Dataset items:
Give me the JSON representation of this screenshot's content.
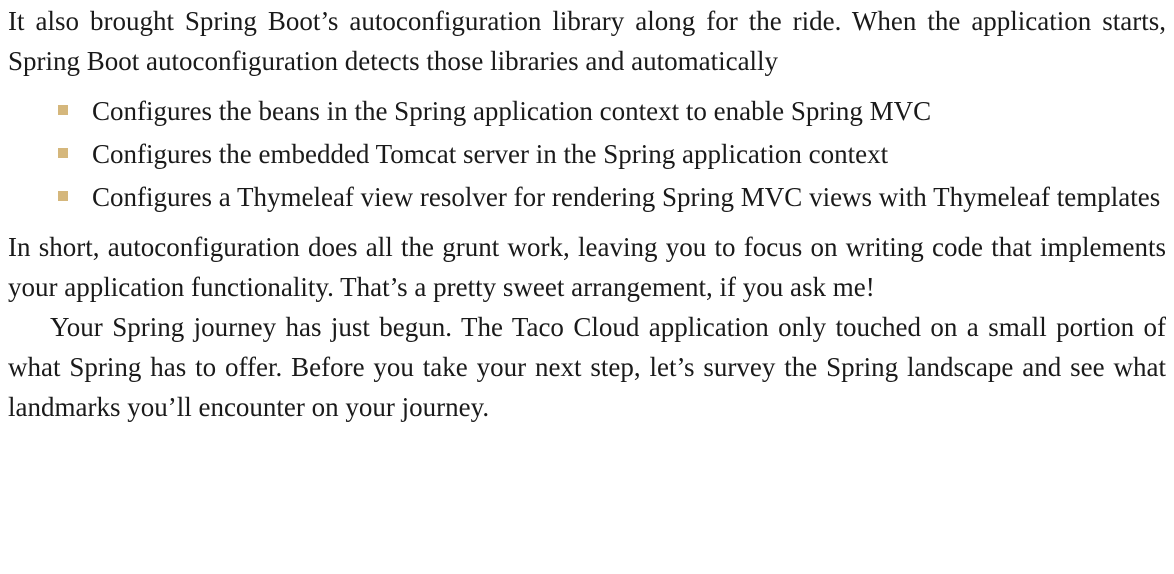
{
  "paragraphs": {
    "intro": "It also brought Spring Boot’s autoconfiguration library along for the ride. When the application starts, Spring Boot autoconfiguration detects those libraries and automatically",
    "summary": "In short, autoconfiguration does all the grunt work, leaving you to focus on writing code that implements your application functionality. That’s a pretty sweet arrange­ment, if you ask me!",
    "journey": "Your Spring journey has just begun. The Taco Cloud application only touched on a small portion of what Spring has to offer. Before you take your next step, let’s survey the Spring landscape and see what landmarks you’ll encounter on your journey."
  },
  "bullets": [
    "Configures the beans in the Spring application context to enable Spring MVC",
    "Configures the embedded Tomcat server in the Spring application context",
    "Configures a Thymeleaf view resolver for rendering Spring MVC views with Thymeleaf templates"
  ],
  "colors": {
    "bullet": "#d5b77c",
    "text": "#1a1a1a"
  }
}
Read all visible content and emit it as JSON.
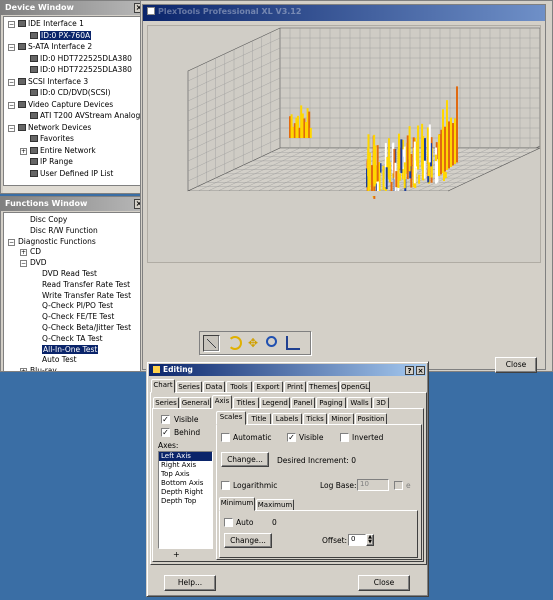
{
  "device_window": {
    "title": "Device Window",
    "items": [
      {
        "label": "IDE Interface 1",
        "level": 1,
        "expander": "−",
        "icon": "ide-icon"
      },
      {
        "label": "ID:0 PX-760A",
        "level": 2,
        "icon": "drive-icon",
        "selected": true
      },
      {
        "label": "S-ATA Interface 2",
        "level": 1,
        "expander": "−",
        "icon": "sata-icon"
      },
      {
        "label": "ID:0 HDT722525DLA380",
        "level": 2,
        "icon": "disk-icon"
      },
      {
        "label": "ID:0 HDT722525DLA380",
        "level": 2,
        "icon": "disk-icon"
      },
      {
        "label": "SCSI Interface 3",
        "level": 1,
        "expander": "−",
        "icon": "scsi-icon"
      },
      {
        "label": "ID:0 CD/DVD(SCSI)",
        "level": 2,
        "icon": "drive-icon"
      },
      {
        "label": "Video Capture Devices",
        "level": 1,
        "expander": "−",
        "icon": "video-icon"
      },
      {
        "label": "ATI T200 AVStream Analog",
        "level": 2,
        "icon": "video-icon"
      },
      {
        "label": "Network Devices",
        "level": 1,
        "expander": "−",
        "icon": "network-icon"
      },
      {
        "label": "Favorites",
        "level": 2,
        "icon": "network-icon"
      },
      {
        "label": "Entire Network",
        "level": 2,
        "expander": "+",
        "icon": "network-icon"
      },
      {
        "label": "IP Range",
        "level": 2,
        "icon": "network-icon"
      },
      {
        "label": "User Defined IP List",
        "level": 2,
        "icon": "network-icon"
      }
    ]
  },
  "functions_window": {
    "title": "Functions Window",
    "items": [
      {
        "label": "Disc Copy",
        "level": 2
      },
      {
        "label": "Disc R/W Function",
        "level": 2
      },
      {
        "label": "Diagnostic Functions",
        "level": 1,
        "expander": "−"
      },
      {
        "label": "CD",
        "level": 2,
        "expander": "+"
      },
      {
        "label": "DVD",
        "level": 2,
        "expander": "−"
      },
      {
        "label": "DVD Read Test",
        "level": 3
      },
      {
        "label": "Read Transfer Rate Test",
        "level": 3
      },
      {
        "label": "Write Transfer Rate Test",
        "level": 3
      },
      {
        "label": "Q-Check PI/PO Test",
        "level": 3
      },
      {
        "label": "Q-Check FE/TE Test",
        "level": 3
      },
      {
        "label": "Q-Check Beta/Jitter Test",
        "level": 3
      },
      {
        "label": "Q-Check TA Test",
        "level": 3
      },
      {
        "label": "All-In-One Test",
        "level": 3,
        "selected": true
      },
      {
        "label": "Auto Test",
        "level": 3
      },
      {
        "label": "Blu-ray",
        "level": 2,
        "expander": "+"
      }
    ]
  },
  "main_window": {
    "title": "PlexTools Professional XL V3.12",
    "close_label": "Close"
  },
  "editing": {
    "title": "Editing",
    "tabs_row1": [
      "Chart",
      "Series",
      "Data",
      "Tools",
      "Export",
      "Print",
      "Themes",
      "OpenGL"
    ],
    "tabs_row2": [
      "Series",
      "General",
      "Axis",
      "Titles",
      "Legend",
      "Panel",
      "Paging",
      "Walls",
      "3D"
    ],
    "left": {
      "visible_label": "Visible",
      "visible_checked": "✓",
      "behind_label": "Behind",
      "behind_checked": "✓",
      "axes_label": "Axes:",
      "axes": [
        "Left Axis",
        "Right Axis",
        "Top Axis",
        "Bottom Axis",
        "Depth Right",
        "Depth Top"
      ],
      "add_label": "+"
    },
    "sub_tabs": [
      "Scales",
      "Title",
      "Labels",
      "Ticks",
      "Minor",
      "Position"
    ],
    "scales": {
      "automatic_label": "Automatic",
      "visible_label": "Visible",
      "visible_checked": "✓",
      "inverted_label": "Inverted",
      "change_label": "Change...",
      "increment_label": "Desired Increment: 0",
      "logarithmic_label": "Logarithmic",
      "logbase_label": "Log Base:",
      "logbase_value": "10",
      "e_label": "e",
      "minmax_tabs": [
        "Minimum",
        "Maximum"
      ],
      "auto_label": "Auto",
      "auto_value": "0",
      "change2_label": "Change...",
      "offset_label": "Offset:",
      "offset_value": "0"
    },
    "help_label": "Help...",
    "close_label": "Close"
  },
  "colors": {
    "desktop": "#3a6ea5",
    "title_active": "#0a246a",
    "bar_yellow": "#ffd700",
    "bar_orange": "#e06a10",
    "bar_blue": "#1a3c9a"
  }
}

» What the exercise asks
Transcribe all entries above exactly. Drop the pictures.

» Result of this exercise
Give me the JSON representation of this screenshot's content.
{
  "paragraphs": {
    "intro": "It also brought Spring Boot’s autoconfiguration library along for the ride. When the application starts, Spring Boot autoconfiguration detects those libraries and automatically",
    "summary": "In short, autoconfiguration does all the grunt work, leaving you to focus on writing code that implements your application functionality. That’s a pretty sweet arrange­ment, if you ask me!",
    "journey": "Your Spring journey has just begun. The Taco Cloud application only touched on a small portion of what Spring has to offer. Before you take your next step, let’s survey the Spring landscape and see what landmarks you’ll encounter on your journey."
  },
  "bullets": [
    "Configures the beans in the Spring application context to enable Spring MVC",
    "Configures the embedded Tomcat server in the Spring application context",
    "Configures a Thymeleaf view resolver for rendering Spring MVC views with Thymeleaf templates"
  ],
  "colors": {
    "bullet": "#d5b77c",
    "text": "#1a1a1a"
  }
}
Read all visible content and emit it as JSON.
{
  "device_window": {
    "title": "Device Window",
    "items": [
      {
        "label": "IDE Interface 1",
        "level": 1,
        "expander": "−",
        "icon": "ide-icon"
      },
      {
        "label": "ID:0 PX-760A",
        "level": 2,
        "icon": "drive-icon",
        "selected": true
      },
      {
        "label": "S-ATA Interface 2",
        "level": 1,
        "expander": "−",
        "icon": "sata-icon"
      },
      {
        "label": "ID:0 HDT722525DLA380",
        "level": 2,
        "icon": "disk-icon"
      },
      {
        "label": "ID:0 HDT722525DLA380",
        "level": 2,
        "icon": "disk-icon"
      },
      {
        "label": "SCSI Interface 3",
        "level": 1,
        "expander": "−",
        "icon": "scsi-icon"
      },
      {
        "label": "ID:0 CD/DVD(SCSI)",
        "level": 2,
        "icon": "drive-icon"
      },
      {
        "label": "Video Capture Devices",
        "level": 1,
        "expander": "−",
        "icon": "video-icon"
      },
      {
        "label": "ATI T200 AVStream Analog",
        "level": 2,
        "icon": "video-icon"
      },
      {
        "label": "Network Devices",
        "level": 1,
        "expander": "−",
        "icon": "network-icon"
      },
      {
        "label": "Favorites",
        "level": 2,
        "icon": "network-icon"
      },
      {
        "label": "Entire Network",
        "level": 2,
        "expander": "+",
        "icon": "network-icon"
      },
      {
        "label": "IP Range",
        "level": 2,
        "icon": "network-icon"
      },
      {
        "label": "User Defined IP List",
        "level": 2,
        "icon": "network-icon"
      }
    ]
  },
  "functions_window": {
    "title": "Functions Window",
    "items": [
      {
        "label": "Disc Copy",
        "level": 2
      },
      {
        "label": "Disc R/W Function",
        "level": 2
      },
      {
        "label": "Diagnostic Functions",
        "level": 1,
        "expander": "−"
      },
      {
        "label": "CD",
        "level": 2,
        "expander": "+"
      },
      {
        "label": "DVD",
        "level": 2,
        "expander": "−"
      },
      {
        "label": "DVD Read Test",
        "level": 3
      },
      {
        "label": "Read Transfer Rate Test",
        "level": 3
      },
      {
        "label": "Write Transfer Rate Test",
        "level": 3
      },
      {
        "label": "Q-Check PI/PO Test",
        "level": 3
      },
      {
        "label": "Q-Check FE/TE Test",
        "level": 3
      },
      {
        "label": "Q-Check Beta/Jitter Test",
        "level": 3
      },
      {
        "label": "Q-Check TA Test",
        "level": 3
      },
      {
        "label": "All-In-One Test",
        "level": 3,
        "selected": true
      },
      {
        "label": "Auto Test",
        "level": 3
      },
      {
        "label": "Blu-ray",
        "level": 2,
        "expander": "+"
      }
    ]
  },
  "main_window": {
    "title": "PlexTools Professional XL V3.12",
    "close_label": "Close"
  },
  "editing": {
    "title": "Editing",
    "tabs_row1": [
      "Chart",
      "Series",
      "Data",
      "Tools",
      "Export",
      "Print",
      "Themes",
      "OpenGL"
    ],
    "tabs_row2": [
      "Series",
      "General",
      "Axis",
      "Titles",
      "Legend",
      "Panel",
      "Paging",
      "Walls",
      "3D"
    ],
    "left": {
      "visible_label": "Visible",
      "visible_checked": "✓",
      "behind_label": "Behind",
      "behind_checked": "✓",
      "axes_label": "Axes:",
      "axes": [
        "Left Axis",
        "Right Axis",
        "Top Axis",
        "Bottom Axis",
        "Depth Right",
        "Depth Top"
      ],
      "add_label": "+"
    },
    "sub_tabs": [
      "Scales",
      "Title",
      "Labels",
      "Ticks",
      "Minor",
      "Position"
    ],
    "scales": {
      "automatic_label": "Automatic",
      "visible_label": "Visible",
      "visible_checked": "✓",
      "inverted_label": "Inverted",
      "change_label": "Change...",
      "increment_label": "Desired Increment: 0",
      "logarithmic_label": "Logarithmic",
      "logbase_label": "Log Base:",
      "logbase_value": "10",
      "e_label": "e",
      "minmax_tabs": [
        "Minimum",
        "Maximum"
      ],
      "auto_label": "Auto",
      "auto_value": "0",
      "change2_label": "Change...",
      "offset_label": "Offset:",
      "offset_value": "0"
    },
    "help_label": "Help...",
    "close_label": "Close"
  },
  "colors": {
    "desktop": "#3a6ea5",
    "title_active": "#0a246a",
    "bar_yellow": "#ffd700",
    "bar_orange": "#e06a10",
    "bar_blue": "#1a3c9a"
  }
}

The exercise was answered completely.